* _GIVEN PROBLEM_:
Repeat the records below exactly, leaving out every picture.
-*-
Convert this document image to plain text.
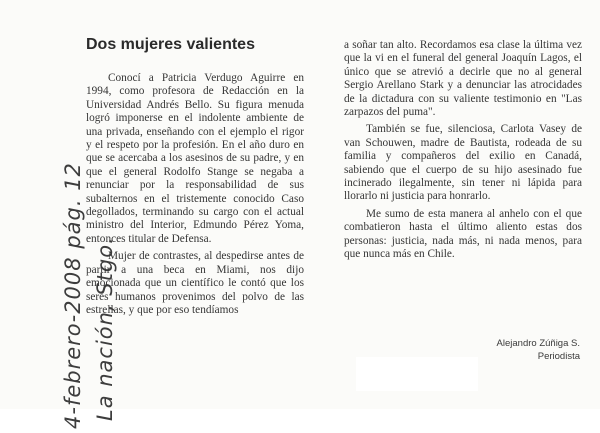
La nación, Stgo.
4-febrero-2008 pág. 12
Dos mujeres valientes

Conocí a Patricia Verdugo Aguirre en 1994, como profesora de Redacción en la Universidad Andrés Bello. Su figura menuda logró imponerse en el indolente ambiente de una privada, enseñando con el ejemplo el rigor y el respeto por la profesión. En el año duro en que se acercaba a los asesinos de su padre, y en que el general Rodolfo Stange se negaba a renunciar por la responsabilidad de sus subalternos en el tristemente conocido Caso degollados, terminando su cargo con el actual ministro del Interior, Edmundo Pérez Yoma, entonces titular de Defensa.

Mujer de contrastes, al despedirse antes de partir a una beca en Miami, nos dijo emocionada que un científico le contó que los seres humanos provenimos del polvo de las estrellas, y que por eso tendíamos

a soñar tan alto. Recordamos esa clase la última vez que la vi en el funeral del general Joaquín Lagos, el único que se atrevió a decirle que no al general Sergio Arellano Stark y a denunciar las atrocidades de la dictadura con su valiente testimonio en "Las zarpazos del puma".

También se fue, silenciosa, Carlota Vasey de van Schouwen, madre de Bautista, rodeada de su familia y compañeros del exilio en Canadá, sabiendo que el cuerpo de su hijo asesinado fue incinerado ilegalmente, sin tener ni lápida para llorarlo ni justicia para honrarlo.

Me sumo de esta manera al anhelo con el que combatieron hasta el último aliento estas dos personas: justicia, nada más, ni nada menos, para que nunca más en Chile.

Alejandro Zúñiga S.
Periodista
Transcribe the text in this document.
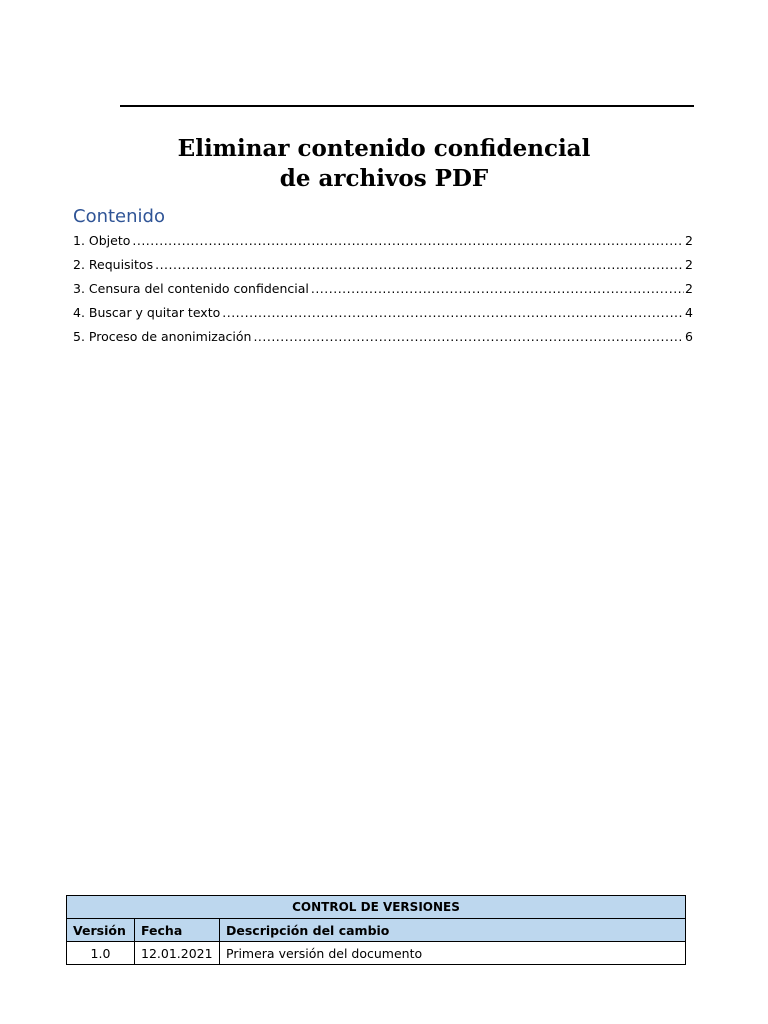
Eliminar contenido confidencial
de archivos PDF
Contenido
1. Objeto .....	2
2. Requisitos .....	2
3. Censura del contenido confidencial .....	2
4. Buscar y quitar texto .....	4
5. Proceso de anonimización .....	6
CONTROL DE VERSIONES		
Versión	Fecha	Descripción del cambio
1.0	12.01.2021	Primera versión del documento
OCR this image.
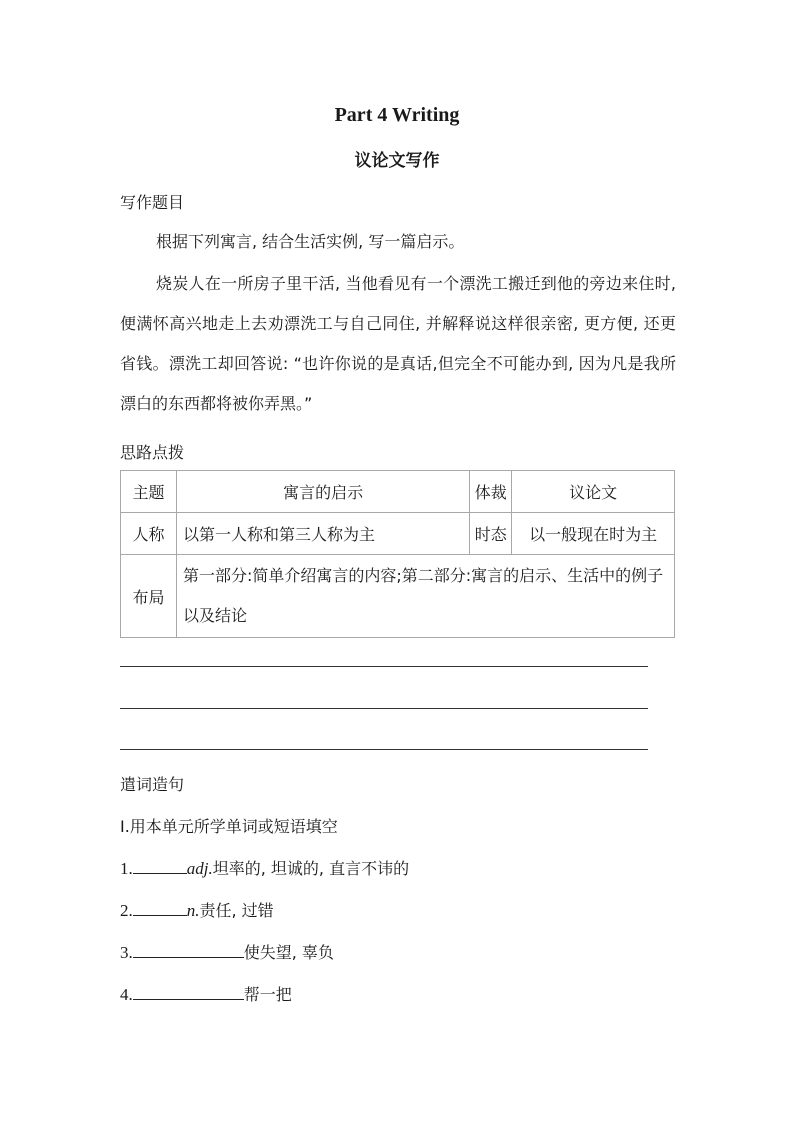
Part 4 Writing
议论文写作
写作题目
根据下列寓言, 结合生活实例, 写一篇启示。
烧炭人在一所房子里干活, 当他看见有一个漂洗工搬迁到他的旁边来住时, 便满怀高兴地走上去劝漂洗工与自己同住, 并解释说这样很亲密, 更方便, 还更省钱。漂洗工却回答说: “也许你说的是真话,但完全不可能办到, 因为凡是我所漂白的东西都将被你弄黑。”
思路点拨
主题	寓言的启示	体裁	议论文
人称	以第一人称和第三人称为主	时态	以一般现在时为主
布局	第一部分:简单介绍寓言的内容;第二部分:寓言的启示、生活中的例子以及结论		
遣词造句
Ⅰ.用本单元所学单词或短语填空
1.	adj.坦率的, 坦诚的, 直言不讳的
2.	n.责任, 过错
3.	使失望, 辜负
4.	帮一把
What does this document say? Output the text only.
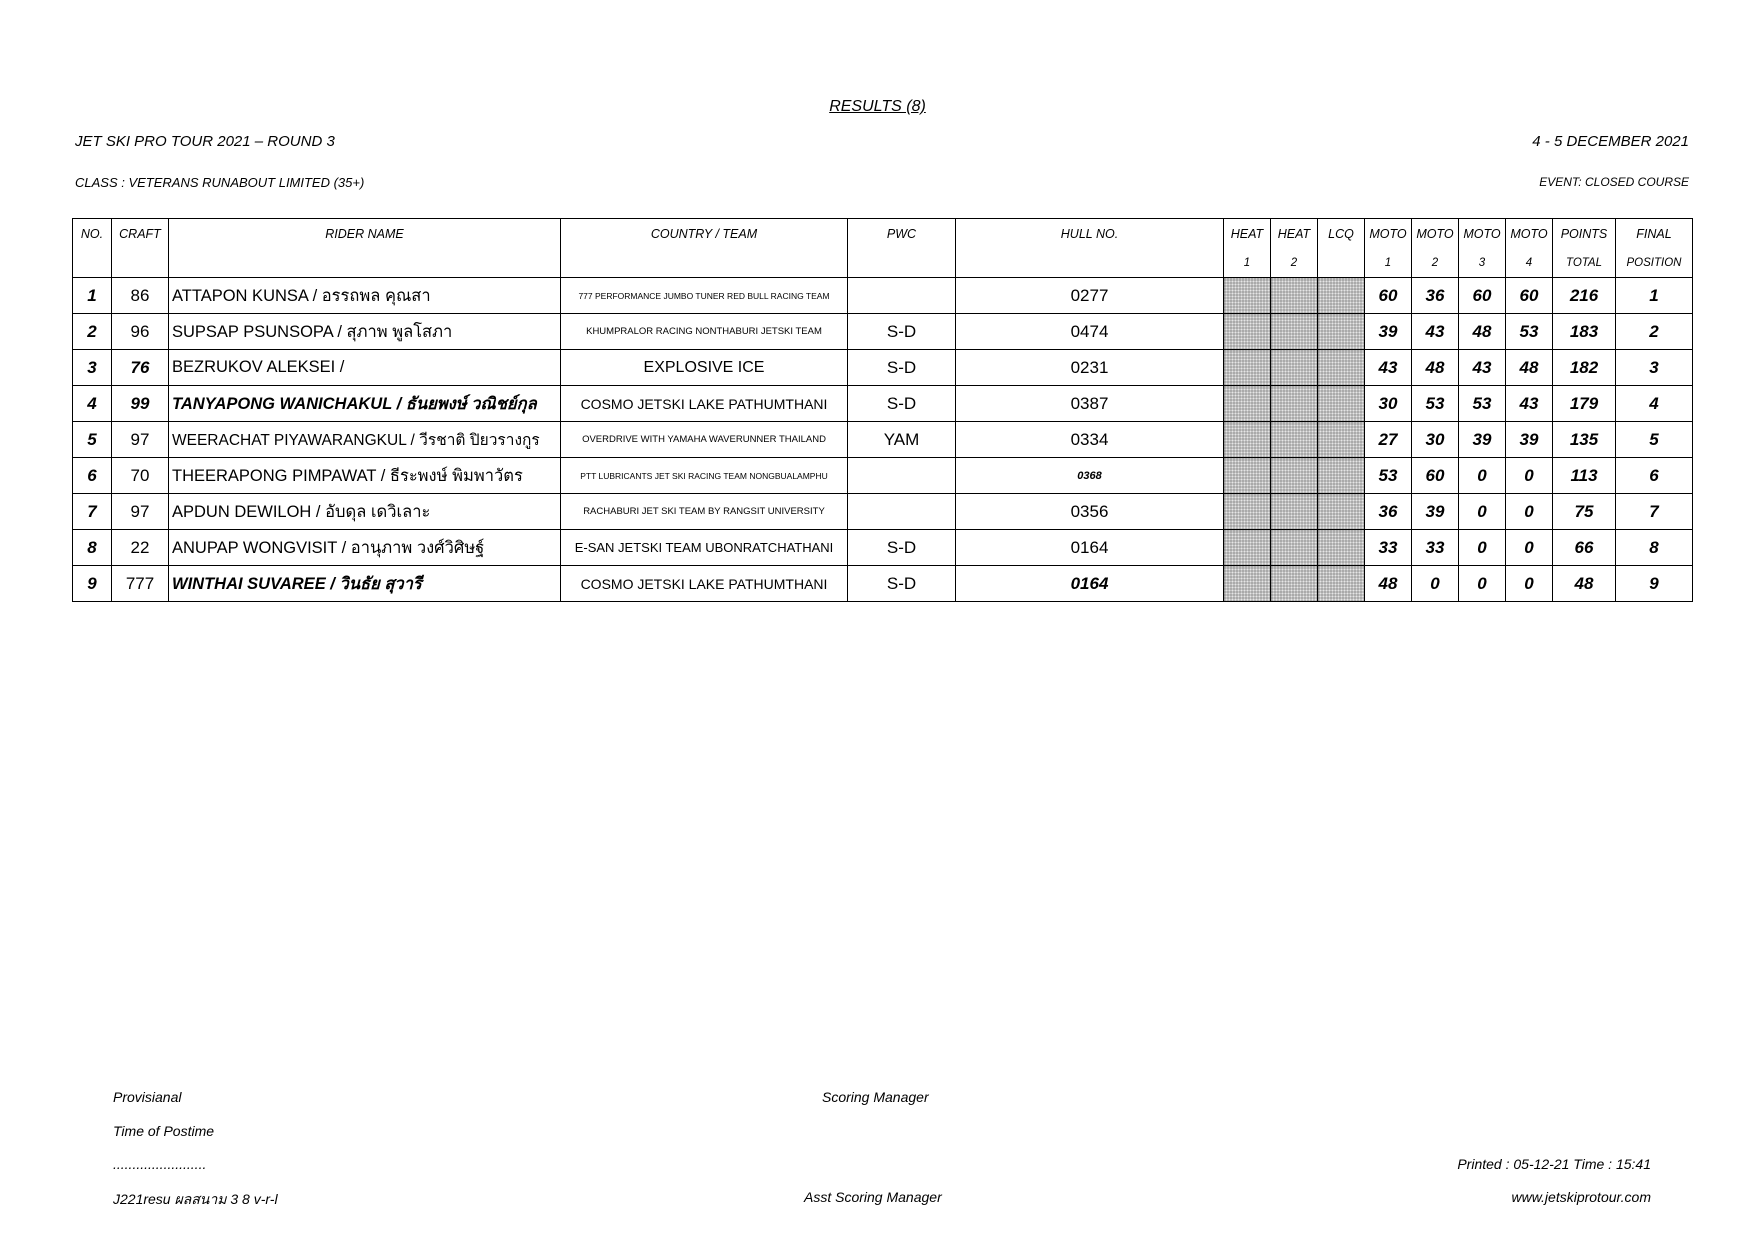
RESULTS (8)
JET SKI PRO TOUR 2021 – ROUND 3	4 - 5 DECEMBER 2021
CLASS : VETERANS RUNABOUT LIMITED (35+)	EVENT: CLOSED COURSE
NO.	CRAFT	RIDER NAME	COUNTRY / TEAM	PWC	HULL NO.	HEAT	HEAT	LCQ	MOTO	MOTO	MOTO	MOTO	POINTS	FINAL
						1	2		1	2	3	4	TOTAL	POSITION
1	86	ATTAPON KUNSA / อรรถพล คุณสา	777 PERFORMANCE JUMBO TUNER RED BULL RACING TEAM		0277				60	36	60	60	216	1
2	96	SUPSAP PSUNSOPA / สุภาพ พูลโสภา	KHUMPRALOR RACING NONTHABURI JETSKI TEAM	S-D	0474				39	43	48	53	183	2
3	76	BEZRUKOV ALEKSEI /	EXPLOSIVE ICE	S-D	0231				43	48	43	48	182	3
4	99	TANYAPONG WANICHAKUL / ธันยพงษ์ วณิชย์กุล	COSMO JETSKI LAKE PATHUMTHANI	S-D	0387				30	53	53	43	179	4
5	97	WEERACHAT PIYAWARANGKUL / วีรชาติ ปิยวรางกูร	OVERDRIVE WITH YAMAHA WAVERUNNER THAILAND	YAM	0334				27	30	39	39	135	5
6	70	THEERAPONG PIMPAWAT / ธีระพงษ์ พิมพาวัตร	PTT LUBRICANTS JET SKI RACING TEAM NONGBUALAMPHU		0368				53	60	0	0	113	6
7	97	APDUN DEWILOH / อับดุล เดวิเลาะ	RACHABURI JET SKI TEAM BY RANGSIT UNIVERSITY		0356				36	39	0	0	75	7
8	22	ANUPAP WONGVISIT / อานุภาพ วงศ์วิศิษฐ์	E-SAN JETSKI TEAM UBONRATCHATHANI	S-D	0164				33	33	0	0	66	8
9	777	WINTHAI SUVAREE / วินธัย สุวารี	COSMO JETSKI LAKE PATHUMTHANI	S-D	0164				48	0	0	0	48	9
Provisianal
Time of Postime
........................
J221resu ผลสนาม 3 8 v-r-l
Scoring Manager
Asst Scoring Manager
Printed : 05-12-21 Time : 15:41
www.jetskiprotour.com
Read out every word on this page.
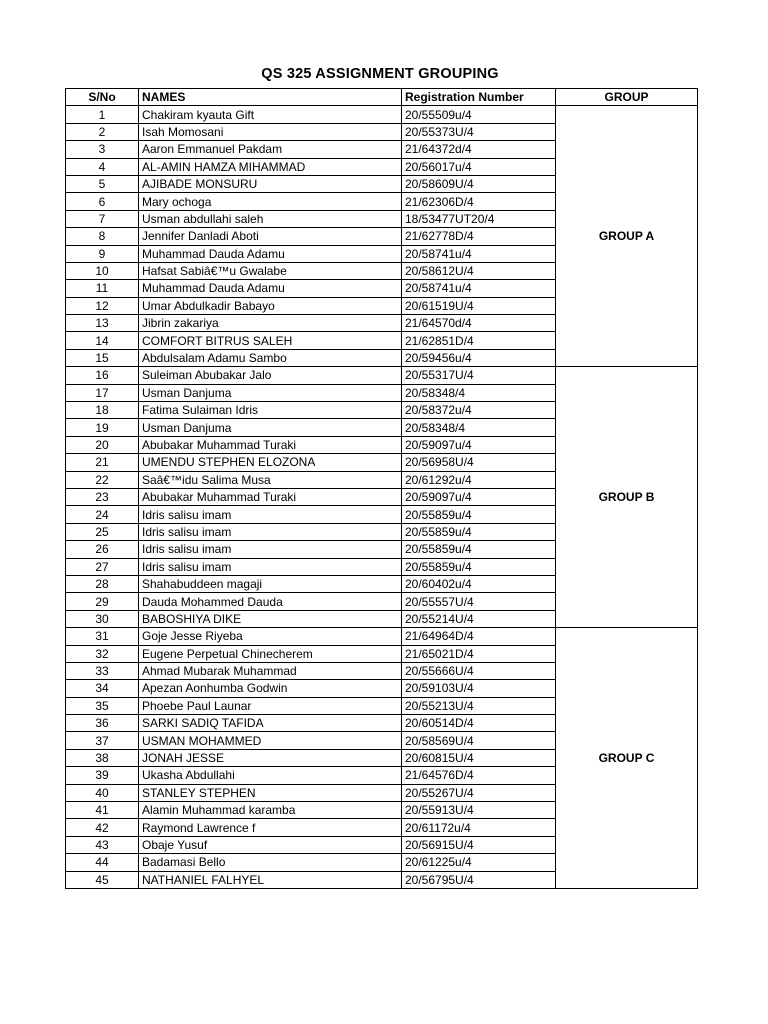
QS 325 ASSIGNMENT GROUPING
S/No	NAMES	Registration Number	GROUP
1	Chakiram kyauta Gift	20/55509u/4	GROUP A
2	Isah Momosani	20/55373U/4	
3	Aaron Emmanuel Pakdam	21/64372d/4	
4	AL-AMIN HAMZA MIHAMMAD	20/56017u/4	
5	AJIBADE MONSURU	20/58609U/4	
6	Mary ochoga	21/62306D/4	
7	Usman abdullahi saleh	18/53477UT20/4	
8	Jennifer Danladi Aboti	21/62778D/4	
9	Muhammad Dauda Adamu	20/58741u/4	
10	Hafsat Sabiâ€™u Gwalabe	20/58612U/4	
11	Muhammad Dauda Adamu	20/58741u/4	
12	Umar Abdulkadir Babayo	20/61519U/4	
13	Jibrin zakariya	21/64570d/4	
14	COMFORT BITRUS SALEH	21/62851D/4	
15	Abdulsalam Adamu Sambo	20/59456u/4	
16	Suleiman Abubakar Jalo	20/55317U/4	GROUP B
17	Usman Danjuma	20/58348/4	
18	Fatima Sulaiman Idris	20/58372u/4	
19	Usman Danjuma	20/58348/4	
20	Abubakar Muhammad Turaki	20/59097u/4	
21	UMENDU STEPHEN ELOZONA	20/56958U/4	
22	Saâ€™idu Salima Musa	20/61292u/4	
23	Abubakar Muhammad Turaki	20/59097u/4	
24	Idris salisu imam	20/55859u/4	
25	Idris salisu imam	20/55859u/4	
26	Idris salisu imam	20/55859u/4	
27	Idris salisu imam	20/55859u/4	
28	Shahabuddeen magaji	20/60402u/4	
29	Dauda Mohammed Dauda	20/55557U/4	
30	BABOSHIYA DIKE	20/55214U/4	
31	Goje Jesse Riyeba	21/64964D/4	GROUP C
32	Eugene Perpetual Chinecherem	21/65021D/4	
33	Ahmad Mubarak Muhammad	20/55666U/4	
34	Apezan Aonhumba Godwin	20/59103U/4	
35	Phoebe Paul Launar	20/55213U/4	
36	SARKI SADIQ TAFIDA	20/60514D/4	
37	USMAN MOHAMMED	20/58569U/4	
38	JONAH JESSE	20/60815U/4	
39	Ukasha Abdullahi	21/64576D/4	
40	STANLEY STEPHEN	20/55267U/4	
41	Alamin Muhammad karamba	20/55913U/4	
42	Raymond Lawrence f	20/61172u/4	
43	Obaje Yusuf	20/56915U/4	
44	Badamasi Bello	20/61225u/4	
45	NATHANIEL FALHYEL	20/56795U/4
-*-
* _RESPONSE_:
Convert this document image to plain text.
La nación, Stgo.
4-febrero-2008 pág. 12
Dos mujeres valientes

Conocí a Patricia Verdugo Aguirre en 1994, como profesora de Redacción en la Universidad Andrés Bello. Su figura menuda logró imponerse en el indolente ambiente de una privada, enseñando con el ejemplo el rigor y el respeto por la profesión. En el año duro en que se acercaba a los asesinos de su padre, y en que el general Rodolfo Stange se negaba a renunciar por la responsabilidad de sus subalternos en el tristemente conocido Caso degollados, terminando su cargo con el actual ministro del Interior, Edmundo Pérez Yoma, entonces titular de Defensa.

Mujer de contrastes, al despedirse antes de partir a una beca en Miami, nos dijo emocionada que un científico le contó que los seres humanos provenimos del polvo de las estrellas, y que por eso tendíamos

a soñar tan alto. Recordamos esa clase la última vez que la vi en el funeral del general Joaquín Lagos, el único que se atrevió a decirle que no al general Sergio Arellano Stark y a denunciar las atrocidades de la dictadura con su valiente testimonio en "Las zarpazos del puma".

También se fue, silenciosa, Carlota Vasey de van Schouwen, madre de Bautista, rodeada de su familia y compañeros del exilio en Canadá, sabiendo que el cuerpo de su hijo asesinado fue incinerado ilegalmente, sin tener ni lápida para llorarlo ni justicia para honrarlo.

Me sumo de esta manera al anhelo con el que combatieron hasta el último aliento estas dos personas: justicia, nada más, ni nada menos, para que nunca más en Chile.

Alejandro Zúñiga S.
Periodista
Transcribe the text in this document.
Eliminar contenido confidencial
de archivos PDF
Contenido
1. Objeto .....	2
2. Requisitos .....	2
3. Censura del contenido confidencial .....	2
4. Buscar y quitar texto .....	4
5. Proceso de anonimización .....	6
CONTROL DE VERSIONES		
Versión	Fecha	Descripción del cambio
1.0	12.01.2021	Primera versión del documento
OCR this image.
Part 4 Writing
议论文写作
写作题目
根据下列寓言, 结合生活实例, 写一篇启示。
烧炭人在一所房子里干活, 当他看见有一个漂洗工搬迁到他的旁边来住时, 便满怀高兴地走上去劝漂洗工与自己同住, 并解释说这样很亲密, 更方便, 还更省钱。漂洗工却回答说: “也许你说的是真话,但完全不可能办到, 因为凡是我所漂白的东西都将被你弄黑。”
思路点拨
主题	寓言的启示	体裁	议论文
人称	以第一人称和第三人称为主	时态	以一般现在时为主
布局	第一部分:简单介绍寓言的内容;第二部分:寓言的启示、生活中的例子以及结论		
遣词造句
Ⅰ.用本单元所学单词或短语填空
1.	adj.坦率的, 坦诚的, 直言不讳的
2.	n.责任, 过错
3.	使失望, 辜负
4.	帮一把
What does this document say? Output the text only.
RESULTS (8)
JET SKI PRO TOUR 2021 – ROUND 3	4 - 5 DECEMBER 2021
CLASS : VETERANS RUNABOUT LIMITED (35+)	EVENT: CLOSED COURSE
NO.	CRAFT	RIDER NAME	COUNTRY / TEAM	PWC	HULL NO.	HEAT	HEAT	LCQ	MOTO	MOTO	MOTO	MOTO	POINTS	FINAL
						1	2		1	2	3	4	TOTAL	POSITION
1	86	ATTAPON KUNSA / อรรถพล คุณสา	777 PERFORMANCE JUMBO TUNER RED BULL RACING TEAM		0277				60	36	60	60	216	1
2	96	SUPSAP PSUNSOPA / สุภาพ พูลโสภา	KHUMPRALOR RACING NONTHABURI JETSKI TEAM	S-D	0474				39	43	48	53	183	2
3	76	BEZRUKOV ALEKSEI /	EXPLOSIVE ICE	S-D	0231				43	48	43	48	182	3
4	99	TANYAPONG WANICHAKUL / ธันยพงษ์ วณิชย์กุล	COSMO JETSKI LAKE PATHUMTHANI	S-D	0387				30	53	53	43	179	4
5	97	WEERACHAT PIYAWARANGKUL / วีรชาติ ปิยวรางกูร	OVERDRIVE WITH YAMAHA WAVERUNNER THAILAND	YAM	0334				27	30	39	39	135	5
6	70	THEERAPONG PIMPAWAT / ธีระพงษ์ พิมพาวัตร	PTT LUBRICANTS JET SKI RACING TEAM NONGBUALAMPHU		0368				53	60	0	0	113	6
7	97	APDUN DEWILOH / อับดุล เดวิเลาะ	RACHABURI JET SKI TEAM BY RANGSIT UNIVERSITY		0356				36	39	0	0	75	7
8	22	ANUPAP WONGVISIT / อานุภาพ วงศ์วิศิษฐ์	E-SAN JETSKI TEAM UBONRATCHATHANI	S-D	0164				33	33	0	0	66	8
9	777	WINTHAI SUVAREE / วินธัย สุวารี	COSMO JETSKI LAKE PATHUMTHANI	S-D	0164				48	0	0	0	48	9
Provisianal
Time of Postime
........................
J221resu ผลสนาม 3 8 v-r-l
Scoring Manager
Asst Scoring Manager
Printed : 05-12-21 Time : 15:41
www.jetskiprotour.com
Read out every word on this page.
QS 325 ASSIGNMENT GROUPING
S/No	NAMES	Registration Number	GROUP
1	Chakiram kyauta Gift	20/55509u/4	GROUP A
2	Isah Momosani	20/55373U/4	
3	Aaron Emmanuel Pakdam	21/64372d/4	
4	AL-AMIN HAMZA MIHAMMAD	20/56017u/4	
5	AJIBADE MONSURU	20/58609U/4	
6	Mary ochoga	21/62306D/4	
7	Usman abdullahi saleh	18/53477UT20/4	
8	Jennifer Danladi Aboti	21/62778D/4	
9	Muhammad Dauda Adamu	20/58741u/4	
10	Hafsat Sabiâ€™u Gwalabe	20/58612U/4	
11	Muhammad Dauda Adamu	20/58741u/4	
12	Umar Abdulkadir Babayo	20/61519U/4	
13	Jibrin zakariya	21/64570d/4	
14	COMFORT BITRUS SALEH	21/62851D/4	
15	Abdulsalam Adamu Sambo	20/59456u/4	
16	Suleiman Abubakar Jalo	20/55317U/4	GROUP B
17	Usman Danjuma	20/58348/4	
18	Fatima Sulaiman Idris	20/58372u/4	
19	Usman Danjuma	20/58348/4	
20	Abubakar Muhammad Turaki	20/59097u/4	
21	UMENDU STEPHEN ELOZONA	20/56958U/4	
22	Saâ€™idu Salima Musa	20/61292u/4	
23	Abubakar Muhammad Turaki	20/59097u/4	
24	Idris salisu imam	20/55859u/4	
25	Idris salisu imam	20/55859u/4	
26	Idris salisu imam	20/55859u/4	
27	Idris salisu imam	20/55859u/4	
28	Shahabuddeen magaji	20/60402u/4	
29	Dauda Mohammed Dauda	20/55557U/4	
30	BABOSHIYA DIKE	20/55214U/4	
31	Goje Jesse Riyeba	21/64964D/4	GROUP C
32	Eugene Perpetual Chinecherem	21/65021D/4	
33	Ahmad Mubarak Muhammad	20/55666U/4	
34	Apezan Aonhumba Godwin	20/59103U/4	
35	Phoebe Paul Launar	20/55213U/4	
36	SARKI SADIQ TAFIDA	20/60514D/4	
37	USMAN MOHAMMED	20/58569U/4	
38	JONAH JESSE	20/60815U/4	
39	Ukasha Abdullahi	21/64576D/4	
40	STANLEY STEPHEN	20/55267U/4	
41	Alamin Muhammad karamba	20/55913U/4	
42	Raymond Lawrence f	20/61172u/4	
43	Obaje Yusuf	20/56915U/4	
44	Badamasi Bello	20/61225u/4	
45	NATHANIEL FALHYEL	20/56795U/4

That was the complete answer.